# MkII ABA Swap: Tach Not Working?



## QUIRKiT (Dec 19, 2006)

Ok, I've got a '91 Jetta with an ABA OBDII out of a 96 Jetta. The car runs great and everything works well, except for the tach.

I'm using the original MkII cluster and the tach just won't read. I think it was never hooked up...

I'm assuming the fix is just to splice off of the harness somewhere? Anyone know an easy fix?


----------



## Salsa GTI (Aug 29, 2000)

tie your tach wire ti the neg side of the aba coil its under the little flippy cap
that is all


----------



## QUIRKiT (Dec 19, 2006)

Salsa GTI said:


> tie your tach wire ti the neg side of the aba coil its under the little flippy cap
> that is all


Your explanation is so detailed and precise!  

But seriously, I understood it, so thank you for the help! :beer:


----------



## Salsa GTI (Aug 29, 2000)

LOL...i was waiting for the WHERE IS THIS FLIPPY CAP responce

But you knew what i was talking about


----------



## i4turbo (Oct 26, 2006)

seriously, were on the back of the cluster do I need to send the neg of the coil too??? i cant seem to find it 

89 jetta ce2 aba swap


----------



## Svedka (Jul 4, 2008)

T/28 from your gauge cluster/tachometer it is a solid green wire 

T28/10 Tachometer U1/06 Green Green Green 

Reference 

http://www.a2resource.com/electrical/CE2cluster.html 

or you can hook - from the coil to 

G1/12 Ignition Coil Pin 1 (all Mk2, most others '90 only), ECU tach signal (all 91+ except Mk2) Tachometer Red/Black (coil) or Green/Black (ECU) 

http://www.a2resource.com/electrical/CE2.html


----------



## bayareafast (Apr 7, 2008)

i could be retarted but how does one go about connecting into the negative side of coil. i see the two leads under the lid there and i assume the one on the side where the ground is, is the negative post? theres no marking and no legit way to connect something onto there. would i tap into a wire coming off of coil or some how wrap a wire around the metal strip? thanks a ton!


----------



## Butcher (Jan 31, 2001)

Take all the wires off one of the posts and move them so they cannot touch the body of the car. Turn on the ignition, use a test light to see which wires have power [the ones attached to the coil or the ones that you just removed]. You could also check the wiring diagram and find it out that way too. Most German cars use a green wire on the triggered side and black on the power side.

Every coil I have ever touched always are labeled. Most are cast into the top of the coil. Circuit 15 is usually the power side, 1 is the trigger side [grounded side].


----------



## bayareafast (Apr 7, 2008)

tried both sides of coil and got nothing on the tach? is my tach wack? on the tach it has two wires for hot and two for ground. i have both grounds together and hot together, would this be an issue?


----------



## vweatsvtec (Dec 16, 2009)

Take the green wire straight from the back of the cluster and cut it before it goes into fuse box. Then run that wire through the firewall and to the coil. Put a female spade connector on it and put it on the neg side of coil. I’ll look when I get home which side it is. And the cluster will work. 


Sent from my iPhone using Tapatalk


----------



## bayareafast (Apr 7, 2008)

Thank you brother, but no sweat I got it figured finally.... One of the 12v leads didn't have sufficient contact. Ugh lol


----------



## vweatsvtec (Dec 16, 2009)

Ahh well hope it wasn’t to hard to figure out 


Sent from my iPhone using Tapatalk


----------

**Data lines**
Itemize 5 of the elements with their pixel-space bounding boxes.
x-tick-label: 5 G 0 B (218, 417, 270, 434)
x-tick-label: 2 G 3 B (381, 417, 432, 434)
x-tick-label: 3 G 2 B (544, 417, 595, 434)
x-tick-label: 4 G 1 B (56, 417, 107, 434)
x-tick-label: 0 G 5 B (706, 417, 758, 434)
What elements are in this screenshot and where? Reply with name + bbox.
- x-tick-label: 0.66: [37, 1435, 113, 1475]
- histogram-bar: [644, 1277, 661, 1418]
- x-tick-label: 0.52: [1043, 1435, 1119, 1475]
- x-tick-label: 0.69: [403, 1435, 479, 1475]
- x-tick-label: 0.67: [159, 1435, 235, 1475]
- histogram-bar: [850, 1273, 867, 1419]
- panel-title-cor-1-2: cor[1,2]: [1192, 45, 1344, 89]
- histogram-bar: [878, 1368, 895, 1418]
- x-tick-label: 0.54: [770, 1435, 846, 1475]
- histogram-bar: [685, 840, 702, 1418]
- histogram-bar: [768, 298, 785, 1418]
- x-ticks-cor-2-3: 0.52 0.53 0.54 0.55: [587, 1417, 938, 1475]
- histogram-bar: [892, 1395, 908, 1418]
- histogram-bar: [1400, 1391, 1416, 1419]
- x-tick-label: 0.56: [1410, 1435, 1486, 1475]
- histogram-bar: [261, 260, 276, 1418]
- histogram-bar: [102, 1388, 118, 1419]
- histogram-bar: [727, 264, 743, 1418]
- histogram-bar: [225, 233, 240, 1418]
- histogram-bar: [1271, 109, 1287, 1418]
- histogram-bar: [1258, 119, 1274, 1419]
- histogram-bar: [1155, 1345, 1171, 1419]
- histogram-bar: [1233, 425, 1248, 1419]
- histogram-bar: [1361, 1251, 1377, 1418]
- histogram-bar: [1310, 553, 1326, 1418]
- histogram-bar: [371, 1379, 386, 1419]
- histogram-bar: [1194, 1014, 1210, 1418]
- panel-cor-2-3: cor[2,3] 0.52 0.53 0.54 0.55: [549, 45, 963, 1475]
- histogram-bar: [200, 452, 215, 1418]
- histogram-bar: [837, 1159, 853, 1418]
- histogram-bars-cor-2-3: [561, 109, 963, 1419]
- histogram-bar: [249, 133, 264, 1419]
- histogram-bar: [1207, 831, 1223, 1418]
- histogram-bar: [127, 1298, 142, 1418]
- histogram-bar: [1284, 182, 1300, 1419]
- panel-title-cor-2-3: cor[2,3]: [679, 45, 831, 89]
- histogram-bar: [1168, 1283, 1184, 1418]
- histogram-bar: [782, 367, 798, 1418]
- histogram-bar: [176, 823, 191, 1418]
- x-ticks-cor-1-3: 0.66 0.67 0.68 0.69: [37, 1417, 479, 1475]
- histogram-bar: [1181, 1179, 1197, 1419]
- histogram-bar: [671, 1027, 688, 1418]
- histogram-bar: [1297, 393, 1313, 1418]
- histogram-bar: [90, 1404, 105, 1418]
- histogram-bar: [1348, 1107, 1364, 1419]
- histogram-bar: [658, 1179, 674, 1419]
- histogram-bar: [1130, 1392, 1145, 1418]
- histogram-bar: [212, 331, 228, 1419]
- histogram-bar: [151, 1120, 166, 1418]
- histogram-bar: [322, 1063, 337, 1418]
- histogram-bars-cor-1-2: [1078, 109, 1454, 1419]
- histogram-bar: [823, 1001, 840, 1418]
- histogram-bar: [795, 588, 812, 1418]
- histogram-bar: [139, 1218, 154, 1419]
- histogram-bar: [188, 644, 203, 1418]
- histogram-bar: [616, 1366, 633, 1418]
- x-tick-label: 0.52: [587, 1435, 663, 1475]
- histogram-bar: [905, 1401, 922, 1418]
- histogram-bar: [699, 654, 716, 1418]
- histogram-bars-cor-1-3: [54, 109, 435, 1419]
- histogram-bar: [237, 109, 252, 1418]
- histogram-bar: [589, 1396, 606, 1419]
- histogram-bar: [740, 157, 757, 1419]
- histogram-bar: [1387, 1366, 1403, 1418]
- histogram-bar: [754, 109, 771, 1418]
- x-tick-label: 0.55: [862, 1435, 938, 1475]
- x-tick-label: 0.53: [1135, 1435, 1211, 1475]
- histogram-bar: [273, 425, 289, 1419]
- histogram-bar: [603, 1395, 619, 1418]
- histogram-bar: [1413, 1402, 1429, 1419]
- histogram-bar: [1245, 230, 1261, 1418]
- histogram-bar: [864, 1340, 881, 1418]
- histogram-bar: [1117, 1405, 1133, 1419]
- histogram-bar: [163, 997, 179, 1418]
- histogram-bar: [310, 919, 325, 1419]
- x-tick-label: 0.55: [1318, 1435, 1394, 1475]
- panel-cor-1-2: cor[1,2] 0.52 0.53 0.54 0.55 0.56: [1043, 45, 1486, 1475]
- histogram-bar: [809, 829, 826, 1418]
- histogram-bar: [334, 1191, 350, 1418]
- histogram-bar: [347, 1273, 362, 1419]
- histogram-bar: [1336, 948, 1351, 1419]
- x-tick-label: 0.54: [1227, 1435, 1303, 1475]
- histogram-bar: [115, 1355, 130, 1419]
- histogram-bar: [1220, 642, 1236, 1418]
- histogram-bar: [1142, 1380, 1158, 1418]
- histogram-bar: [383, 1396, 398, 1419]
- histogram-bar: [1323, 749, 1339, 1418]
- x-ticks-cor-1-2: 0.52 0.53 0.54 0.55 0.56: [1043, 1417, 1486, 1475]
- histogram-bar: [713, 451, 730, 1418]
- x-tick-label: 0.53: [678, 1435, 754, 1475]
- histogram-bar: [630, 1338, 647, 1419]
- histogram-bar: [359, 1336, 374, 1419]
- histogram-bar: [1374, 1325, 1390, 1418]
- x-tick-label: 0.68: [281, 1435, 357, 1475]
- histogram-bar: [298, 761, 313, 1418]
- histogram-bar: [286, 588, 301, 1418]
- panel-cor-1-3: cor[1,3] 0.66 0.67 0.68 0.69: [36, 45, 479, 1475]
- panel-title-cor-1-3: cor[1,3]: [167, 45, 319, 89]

**Task description**
In the forum thread on the MkII ABA swap tach, which circuit number does one reply say is usually the trigger side of the coil?

**Correct answer**
Circuit 1, the grounded side.